» Work to complete:
In the records that follow, show each line where the word "this" is present.

* Begin Stored records *

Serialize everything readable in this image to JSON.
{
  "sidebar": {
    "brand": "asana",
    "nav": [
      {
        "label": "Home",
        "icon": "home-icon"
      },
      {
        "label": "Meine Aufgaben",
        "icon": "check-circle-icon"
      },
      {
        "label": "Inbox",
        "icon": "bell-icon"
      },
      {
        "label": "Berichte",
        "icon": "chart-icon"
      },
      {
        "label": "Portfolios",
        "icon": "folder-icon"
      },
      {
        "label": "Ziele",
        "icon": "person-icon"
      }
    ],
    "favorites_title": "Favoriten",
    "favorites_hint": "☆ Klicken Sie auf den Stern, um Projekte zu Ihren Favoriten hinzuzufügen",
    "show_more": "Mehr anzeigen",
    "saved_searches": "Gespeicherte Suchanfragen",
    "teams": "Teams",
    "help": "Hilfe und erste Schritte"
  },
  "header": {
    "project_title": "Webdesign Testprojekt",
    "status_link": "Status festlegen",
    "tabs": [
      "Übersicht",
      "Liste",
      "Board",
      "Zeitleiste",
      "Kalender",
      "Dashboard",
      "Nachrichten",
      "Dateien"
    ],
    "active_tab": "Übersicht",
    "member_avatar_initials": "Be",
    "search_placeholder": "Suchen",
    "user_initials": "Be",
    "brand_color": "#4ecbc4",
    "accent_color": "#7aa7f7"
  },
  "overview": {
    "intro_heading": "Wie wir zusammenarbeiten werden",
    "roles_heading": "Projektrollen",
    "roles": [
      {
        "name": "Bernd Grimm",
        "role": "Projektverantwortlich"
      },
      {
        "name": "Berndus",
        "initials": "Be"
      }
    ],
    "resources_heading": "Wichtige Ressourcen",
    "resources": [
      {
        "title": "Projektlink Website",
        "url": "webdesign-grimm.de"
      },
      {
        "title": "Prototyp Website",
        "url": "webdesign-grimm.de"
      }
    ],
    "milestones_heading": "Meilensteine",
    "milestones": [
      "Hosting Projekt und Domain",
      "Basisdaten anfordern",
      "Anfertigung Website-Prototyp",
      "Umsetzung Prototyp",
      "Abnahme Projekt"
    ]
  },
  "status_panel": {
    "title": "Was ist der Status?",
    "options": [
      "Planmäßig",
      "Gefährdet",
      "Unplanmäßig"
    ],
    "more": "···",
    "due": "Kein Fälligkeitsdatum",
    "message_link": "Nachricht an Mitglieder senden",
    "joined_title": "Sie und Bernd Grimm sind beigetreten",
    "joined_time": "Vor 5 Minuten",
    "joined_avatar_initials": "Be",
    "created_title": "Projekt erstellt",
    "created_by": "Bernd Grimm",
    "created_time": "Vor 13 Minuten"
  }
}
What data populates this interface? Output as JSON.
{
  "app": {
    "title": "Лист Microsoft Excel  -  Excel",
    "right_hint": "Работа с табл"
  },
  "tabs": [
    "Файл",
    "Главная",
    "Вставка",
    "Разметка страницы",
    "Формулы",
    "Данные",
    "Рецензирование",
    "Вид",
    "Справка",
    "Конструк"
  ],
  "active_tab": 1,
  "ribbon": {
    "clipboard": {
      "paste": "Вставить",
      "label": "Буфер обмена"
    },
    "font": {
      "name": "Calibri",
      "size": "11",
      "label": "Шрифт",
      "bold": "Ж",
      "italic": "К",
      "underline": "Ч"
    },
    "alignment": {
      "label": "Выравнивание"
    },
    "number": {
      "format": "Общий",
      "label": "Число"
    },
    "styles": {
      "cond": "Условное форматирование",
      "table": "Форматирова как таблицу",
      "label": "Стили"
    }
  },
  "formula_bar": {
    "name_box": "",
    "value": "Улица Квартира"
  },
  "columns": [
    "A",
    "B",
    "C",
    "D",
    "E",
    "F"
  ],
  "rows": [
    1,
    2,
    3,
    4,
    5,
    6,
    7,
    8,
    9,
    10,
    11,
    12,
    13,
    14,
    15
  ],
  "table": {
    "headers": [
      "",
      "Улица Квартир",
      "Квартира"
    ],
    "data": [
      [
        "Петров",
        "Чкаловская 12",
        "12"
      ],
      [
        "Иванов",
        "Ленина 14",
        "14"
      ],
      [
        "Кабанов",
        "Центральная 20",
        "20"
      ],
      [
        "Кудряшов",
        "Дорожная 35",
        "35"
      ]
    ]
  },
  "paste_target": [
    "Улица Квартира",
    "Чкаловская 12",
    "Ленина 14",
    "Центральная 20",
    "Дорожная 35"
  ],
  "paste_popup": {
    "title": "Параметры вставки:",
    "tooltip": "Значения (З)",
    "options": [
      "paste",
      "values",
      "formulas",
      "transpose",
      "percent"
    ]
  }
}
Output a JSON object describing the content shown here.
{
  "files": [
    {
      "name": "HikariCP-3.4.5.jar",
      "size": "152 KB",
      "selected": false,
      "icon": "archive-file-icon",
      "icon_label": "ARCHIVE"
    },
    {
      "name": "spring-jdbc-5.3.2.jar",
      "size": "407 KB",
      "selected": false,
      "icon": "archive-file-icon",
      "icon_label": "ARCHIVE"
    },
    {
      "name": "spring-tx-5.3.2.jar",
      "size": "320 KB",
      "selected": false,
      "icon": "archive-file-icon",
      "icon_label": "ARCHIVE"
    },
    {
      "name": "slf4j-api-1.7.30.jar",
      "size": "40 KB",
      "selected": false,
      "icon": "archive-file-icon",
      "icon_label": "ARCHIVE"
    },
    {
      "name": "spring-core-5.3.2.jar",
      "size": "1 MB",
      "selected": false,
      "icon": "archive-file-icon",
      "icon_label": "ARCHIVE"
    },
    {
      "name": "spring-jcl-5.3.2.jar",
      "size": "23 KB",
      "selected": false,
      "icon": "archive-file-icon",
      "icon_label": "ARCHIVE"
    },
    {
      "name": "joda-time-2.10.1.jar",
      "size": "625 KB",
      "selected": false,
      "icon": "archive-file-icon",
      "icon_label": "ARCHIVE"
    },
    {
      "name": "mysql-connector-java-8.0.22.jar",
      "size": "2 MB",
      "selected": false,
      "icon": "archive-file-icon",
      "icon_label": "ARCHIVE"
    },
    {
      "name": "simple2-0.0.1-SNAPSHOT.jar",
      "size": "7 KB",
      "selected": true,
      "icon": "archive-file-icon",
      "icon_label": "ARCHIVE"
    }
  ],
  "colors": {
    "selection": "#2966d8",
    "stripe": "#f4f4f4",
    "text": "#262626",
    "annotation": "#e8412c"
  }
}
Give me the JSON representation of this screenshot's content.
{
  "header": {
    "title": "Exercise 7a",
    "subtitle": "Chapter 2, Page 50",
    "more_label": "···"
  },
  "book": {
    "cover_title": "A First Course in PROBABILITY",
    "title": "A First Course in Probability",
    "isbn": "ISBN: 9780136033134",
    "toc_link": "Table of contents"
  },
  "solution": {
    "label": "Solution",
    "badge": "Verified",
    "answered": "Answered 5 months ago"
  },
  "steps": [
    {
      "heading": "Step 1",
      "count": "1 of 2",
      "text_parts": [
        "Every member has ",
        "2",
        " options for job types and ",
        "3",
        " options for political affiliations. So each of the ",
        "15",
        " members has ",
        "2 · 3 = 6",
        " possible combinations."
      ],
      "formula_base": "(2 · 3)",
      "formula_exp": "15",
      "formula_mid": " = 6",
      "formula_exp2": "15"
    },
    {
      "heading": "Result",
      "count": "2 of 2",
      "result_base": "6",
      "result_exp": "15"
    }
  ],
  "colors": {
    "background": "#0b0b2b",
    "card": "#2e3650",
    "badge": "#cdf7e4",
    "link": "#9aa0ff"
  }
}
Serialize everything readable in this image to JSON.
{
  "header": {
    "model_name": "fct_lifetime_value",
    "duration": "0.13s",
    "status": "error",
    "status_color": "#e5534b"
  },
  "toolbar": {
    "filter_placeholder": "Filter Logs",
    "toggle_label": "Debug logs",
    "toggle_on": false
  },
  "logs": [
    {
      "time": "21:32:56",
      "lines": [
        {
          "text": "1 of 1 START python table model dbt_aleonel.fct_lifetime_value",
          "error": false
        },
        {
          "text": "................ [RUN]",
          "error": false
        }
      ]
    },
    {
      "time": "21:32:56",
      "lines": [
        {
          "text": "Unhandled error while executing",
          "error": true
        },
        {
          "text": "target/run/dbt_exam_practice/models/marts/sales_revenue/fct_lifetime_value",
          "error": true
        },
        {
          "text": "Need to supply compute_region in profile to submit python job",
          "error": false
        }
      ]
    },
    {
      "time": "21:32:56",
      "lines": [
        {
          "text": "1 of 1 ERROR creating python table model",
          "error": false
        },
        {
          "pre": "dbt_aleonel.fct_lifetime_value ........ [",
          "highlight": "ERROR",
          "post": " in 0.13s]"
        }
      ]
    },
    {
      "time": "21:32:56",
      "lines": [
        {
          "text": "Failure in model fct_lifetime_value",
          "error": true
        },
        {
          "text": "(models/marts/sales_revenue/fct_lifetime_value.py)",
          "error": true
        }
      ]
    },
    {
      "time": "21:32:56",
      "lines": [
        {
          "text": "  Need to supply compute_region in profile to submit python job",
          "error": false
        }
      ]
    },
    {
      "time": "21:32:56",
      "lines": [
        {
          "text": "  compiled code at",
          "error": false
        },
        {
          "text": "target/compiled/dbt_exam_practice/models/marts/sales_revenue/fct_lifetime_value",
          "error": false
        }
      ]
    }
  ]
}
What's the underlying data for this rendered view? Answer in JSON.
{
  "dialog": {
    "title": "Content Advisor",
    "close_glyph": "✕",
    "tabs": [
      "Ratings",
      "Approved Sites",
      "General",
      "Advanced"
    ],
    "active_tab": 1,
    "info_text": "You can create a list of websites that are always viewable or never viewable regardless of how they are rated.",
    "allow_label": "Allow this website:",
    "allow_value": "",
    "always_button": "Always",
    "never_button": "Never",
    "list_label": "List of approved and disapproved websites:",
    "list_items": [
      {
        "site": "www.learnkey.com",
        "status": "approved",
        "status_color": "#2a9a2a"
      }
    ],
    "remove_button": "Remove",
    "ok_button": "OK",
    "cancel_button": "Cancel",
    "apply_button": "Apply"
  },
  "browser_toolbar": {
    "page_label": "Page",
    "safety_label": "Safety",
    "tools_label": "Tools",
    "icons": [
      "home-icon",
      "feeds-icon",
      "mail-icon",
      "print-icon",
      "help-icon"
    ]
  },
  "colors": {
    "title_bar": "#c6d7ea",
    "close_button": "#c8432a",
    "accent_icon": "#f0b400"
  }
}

* End Stored records *

» Result:
Serialize everything readable in this image to JSON.
What data populates this interface? Output as JSON.
Give me the JSON representation of this screenshot's content.
Serialize everything readable in this image to JSON.
What's the underlying data for this rendered view? Answer in JSON.
    "allow_label": "Allow this website:",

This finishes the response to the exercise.